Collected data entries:
--- --- ---

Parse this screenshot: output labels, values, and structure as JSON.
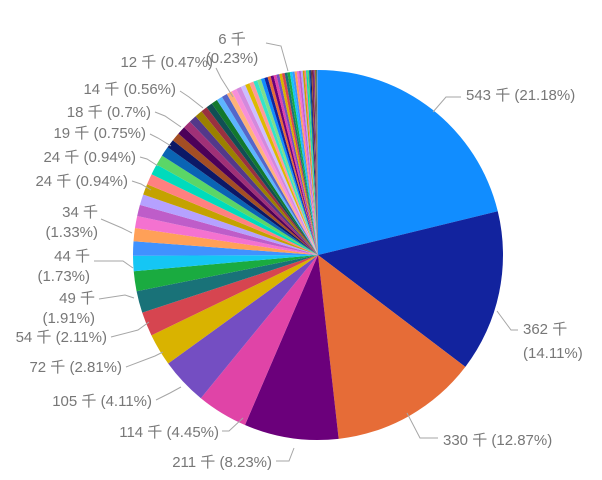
{
  "chart_data": {
    "type": "pie",
    "title": "",
    "unit": "千",
    "background": "#ffffff",
    "label_color": "#777777",
    "leader_color": "#a6a6a6",
    "legend": "none",
    "palette": [
      "#118DFF",
      "#12239E",
      "#E66C37",
      "#6B007B",
      "#E044A7",
      "#744EC2",
      "#D9B300",
      "#D64550",
      "#197278",
      "#1AAB40",
      "#15C6F4",
      "#4092FF",
      "#FFA058",
      "#F472D0",
      "#BE5DC9",
      "#B5A1FF",
      "#C4A200",
      "#FF8080",
      "#00DBBC",
      "#5BD667",
      "#0A64B4",
      "#0C1866",
      "#A34E24",
      "#4C0058",
      "#A03077",
      "#53388A",
      "#9B8000",
      "#993140",
      "#114F54",
      "#12782D",
      "#5DB5FF",
      "#5566C9",
      "#FFB37A",
      "#F78FD9",
      "#D389DD",
      "#CCBEFF",
      "#DDBA00",
      "#FF9999",
      "#35E3C9",
      "#7DDF8B"
    ],
    "slices": [
      {
        "pct": 21.18,
        "value": "543 千",
        "label_lines": [
          "543 千 (21.18%)"
        ]
      },
      {
        "pct": 14.11,
        "value": "362 千",
        "label_lines": [
          "362 千",
          "(14.11%)"
        ]
      },
      {
        "pct": 12.87,
        "value": "330 千",
        "label_lines": [
          "330 千 (12.87%)"
        ]
      },
      {
        "pct": 8.23,
        "value": "211 千",
        "label_lines": [
          "211 千 (8.23%)"
        ]
      },
      {
        "pct": 4.45,
        "value": "114 千",
        "label_lines": [
          "114 千 (4.45%)"
        ]
      },
      {
        "pct": 4.11,
        "value": "105 千",
        "label_lines": [
          "105 千 (4.11%)"
        ]
      },
      {
        "pct": 2.81,
        "value": "72 千",
        "label_lines": [
          "72 千 (2.81%)"
        ]
      },
      {
        "pct": 2.11,
        "value": "54 千",
        "label_lines": [
          "54 千 (2.11%)"
        ]
      },
      {
        "pct": 1.91,
        "value": "49 千",
        "label_lines": [
          "49 千",
          "(1.91%)"
        ]
      },
      {
        "pct": 1.73,
        "value": "44 千",
        "label_lines": [
          "44 千",
          "(1.73%)"
        ]
      },
      {
        "pct": 1.33,
        "value": "34 千",
        "label_lines": [
          "34 千",
          "(1.33%)"
        ]
      },
      {
        "pct": 1.25
      },
      {
        "pct": 1.15
      },
      {
        "pct": 1.05
      },
      {
        "pct": 0.98
      },
      {
        "pct": 0.94,
        "value": "24 千",
        "label_lines": [
          "24 千 (0.94%)"
        ]
      },
      {
        "pct": 0.94
      },
      {
        "pct": 0.94
      },
      {
        "pct": 0.94,
        "value": "24 千",
        "label_lines": [
          "24 千 (0.94%)"
        ]
      },
      {
        "pct": 0.9
      },
      {
        "pct": 0.86
      },
      {
        "pct": 0.75,
        "value": "19 千",
        "label_lines": [
          "19 千 (0.75%)"
        ]
      },
      {
        "pct": 0.74
      },
      {
        "pct": 0.73
      },
      {
        "pct": 0.7,
        "value": "18 千",
        "label_lines": [
          "18 千 (0.7%)"
        ]
      },
      {
        "pct": 0.68
      },
      {
        "pct": 0.66
      },
      {
        "pct": 0.56,
        "value": "14 千",
        "label_lines": [
          "14 千 (0.56%)"
        ]
      },
      {
        "pct": 0.55
      },
      {
        "pct": 0.53
      },
      {
        "pct": 0.51
      },
      {
        "pct": 0.49
      },
      {
        "pct": 0.47,
        "value": "12 千",
        "label_lines": [
          "12 千 (0.47%)"
        ]
      },
      {
        "pct": 0.45
      },
      {
        "pct": 0.43
      },
      {
        "pct": 0.41
      },
      {
        "pct": 0.39
      },
      {
        "pct": 0.37
      },
      {
        "pct": 0.35
      },
      {
        "pct": 0.33
      },
      {
        "pct": 0.31
      },
      {
        "pct": 0.29
      },
      {
        "pct": 0.27
      },
      {
        "pct": 0.26
      },
      {
        "pct": 0.25
      },
      {
        "pct": 0.25
      },
      {
        "pct": 0.24
      },
      {
        "pct": 0.24
      },
      {
        "pct": 0.23,
        "value": "6 千",
        "label_lines": [
          "6 千",
          "(0.23%)"
        ]
      },
      {
        "pct": 0.22
      },
      {
        "pct": 0.21
      },
      {
        "pct": 0.2
      },
      {
        "pct": 0.19
      },
      {
        "pct": 0.18
      },
      {
        "pct": 0.17
      },
      {
        "pct": 0.16
      },
      {
        "pct": 0.15
      },
      {
        "pct": 0.14
      },
      {
        "pct": 0.13
      },
      {
        "pct": 0.12
      },
      {
        "pct": 0.11
      },
      {
        "pct": 0.1
      },
      {
        "pct": 0.09
      },
      {
        "pct": 0.08
      },
      {
        "pct": 0.07
      },
      {
        "pct": 0.06
      },
      {
        "pct": 0.06
      },
      {
        "pct": 0.05
      },
      {
        "pct": 0.04
      },
      {
        "pct": 0.04
      },
      {
        "pct": 0.04
      },
      {
        "pct": 0.04
      }
    ]
  }
}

--- --- ---

• _Task_: Exclude the images and reproduce the remaining data exactly.

• _Exercise response_:
Parse this screenshot: output labels, values, and structure as JSON.
{
  "chart_data": {
    "type": "pie",
    "title": "",
    "unit": "千",
    "background": "#ffffff",
    "label_color": "#777777",
    "leader_color": "#a6a6a6",
    "legend": "none",
    "palette": [
      "#118DFF",
      "#12239E",
      "#E66C37",
      "#6B007B",
      "#E044A7",
      "#744EC2",
      "#D9B300",
      "#D64550",
      "#197278",
      "#1AAB40",
      "#15C6F4",
      "#4092FF",
      "#FFA058",
      "#F472D0",
      "#BE5DC9",
      "#B5A1FF",
      "#C4A200",
      "#FF8080",
      "#00DBBC",
      "#5BD667",
      "#0A64B4",
      "#0C1866",
      "#A34E24",
      "#4C0058",
      "#A03077",
      "#53388A",
      "#9B8000",
      "#993140",
      "#114F54",
      "#12782D",
      "#5DB5FF",
      "#5566C9",
      "#FFB37A",
      "#F78FD9",
      "#D389DD",
      "#CCBEFF",
      "#DDBA00",
      "#FF9999",
      "#35E3C9",
      "#7DDF8B"
    ],
    "slices": [
      {
        "pct": 21.18,
        "value": "543 千",
        "label_lines": [
          "543 千 (21.18%)"
        ]
      },
      {
        "pct": 14.11,
        "value": "362 千",
        "label_lines": [
          "362 千",
          "(14.11%)"
        ]
      },
      {
        "pct": 12.87,
        "value": "330 千",
        "label_lines": [
          "330 千 (12.87%)"
        ]
      },
      {
        "pct": 8.23,
        "value": "211 千",
        "label_lines": [
          "211 千 (8.23%)"
        ]
      },
      {
        "pct": 4.45,
        "value": "114 千",
        "label_lines": [
          "114 千 (4.45%)"
        ]
      },
      {
        "pct": 4.11,
        "value": "105 千",
        "label_lines": [
          "105 千 (4.11%)"
        ]
      },
      {
        "pct": 2.81,
        "value": "72 千",
        "label_lines": [
          "72 千 (2.81%)"
        ]
      },
      {
        "pct": 2.11,
        "value": "54 千",
        "label_lines": [
          "54 千 (2.11%)"
        ]
      },
      {
        "pct": 1.91,
        "value": "49 千",
        "label_lines": [
          "49 千",
          "(1.91%)"
        ]
      },
      {
        "pct": 1.73,
        "value": "44 千",
        "label_lines": [
          "44 千",
          "(1.73%)"
        ]
      },
      {
        "pct": 1.33,
        "value": "34 千",
        "label_lines": [
          "34 千",
          "(1.33%)"
        ]
      },
      {
        "pct": 1.25
      },
      {
        "pct": 1.15
      },
      {
        "pct": 1.05
      },
      {
        "pct": 0.98
      },
      {
        "pct": 0.94,
        "value": "24 千",
        "label_lines": [
          "24 千 (0.94%)"
        ]
      },
      {
        "pct": 0.94
      },
      {
        "pct": 0.94
      },
      {
        "pct": 0.94,
        "value": "24 千",
        "label_lines": [
          "24 千 (0.94%)"
        ]
      },
      {
        "pct": 0.9
      },
      {
        "pct": 0.86
      },
      {
        "pct": 0.75,
        "value": "19 千",
        "label_lines": [
          "19 千 (0.75%)"
        ]
      },
      {
        "pct": 0.74
      },
      {
        "pct": 0.73
      },
      {
        "pct": 0.7,
        "value": "18 千",
        "label_lines": [
          "18 千 (0.7%)"
        ]
      },
      {
        "pct": 0.68
      },
      {
        "pct": 0.66
      },
      {
        "pct": 0.56,
        "value": "14 千",
        "label_lines": [
          "14 千 (0.56%)"
        ]
      },
      {
        "pct": 0.55
      },
      {
        "pct": 0.53
      },
      {
        "pct": 0.51
      },
      {
        "pct": 0.49
      },
      {
        "pct": 0.47,
        "value": "12 千",
        "label_lines": [
          "12 千 (0.47%)"
        ]
      },
      {
        "pct": 0.45
      },
      {
        "pct": 0.43
      },
      {
        "pct": 0.41
      },
      {
        "pct": 0.39
      },
      {
        "pct": 0.37
      },
      {
        "pct": 0.35
      },
      {
        "pct": 0.33
      },
      {
        "pct": 0.31
      },
      {
        "pct": 0.29
      },
      {
        "pct": 0.27
      },
      {
        "pct": 0.26
      },
      {
        "pct": 0.25
      },
      {
        "pct": 0.25
      },
      {
        "pct": 0.24
      },
      {
        "pct": 0.24
      },
      {
        "pct": 0.23,
        "value": "6 千",
        "label_lines": [
          "6 千",
          "(0.23%)"
        ]
      },
      {
        "pct": 0.22
      },
      {
        "pct": 0.21
      },
      {
        "pct": 0.2
      },
      {
        "pct": 0.19
      },
      {
        "pct": 0.18
      },
      {
        "pct": 0.17
      },
      {
        "pct": 0.16
      },
      {
        "pct": 0.15
      },
      {
        "pct": 0.14
      },
      {
        "pct": 0.13
      },
      {
        "pct": 0.12
      },
      {
        "pct": 0.11
      },
      {
        "pct": 0.1
      },
      {
        "pct": 0.09
      },
      {
        "pct": 0.08
      },
      {
        "pct": 0.07
      },
      {
        "pct": 0.06
      },
      {
        "pct": 0.06
      },
      {
        "pct": 0.05
      },
      {
        "pct": 0.04
      },
      {
        "pct": 0.04
      },
      {
        "pct": 0.04
      },
      {
        "pct": 0.04
      }
    ]
  }
}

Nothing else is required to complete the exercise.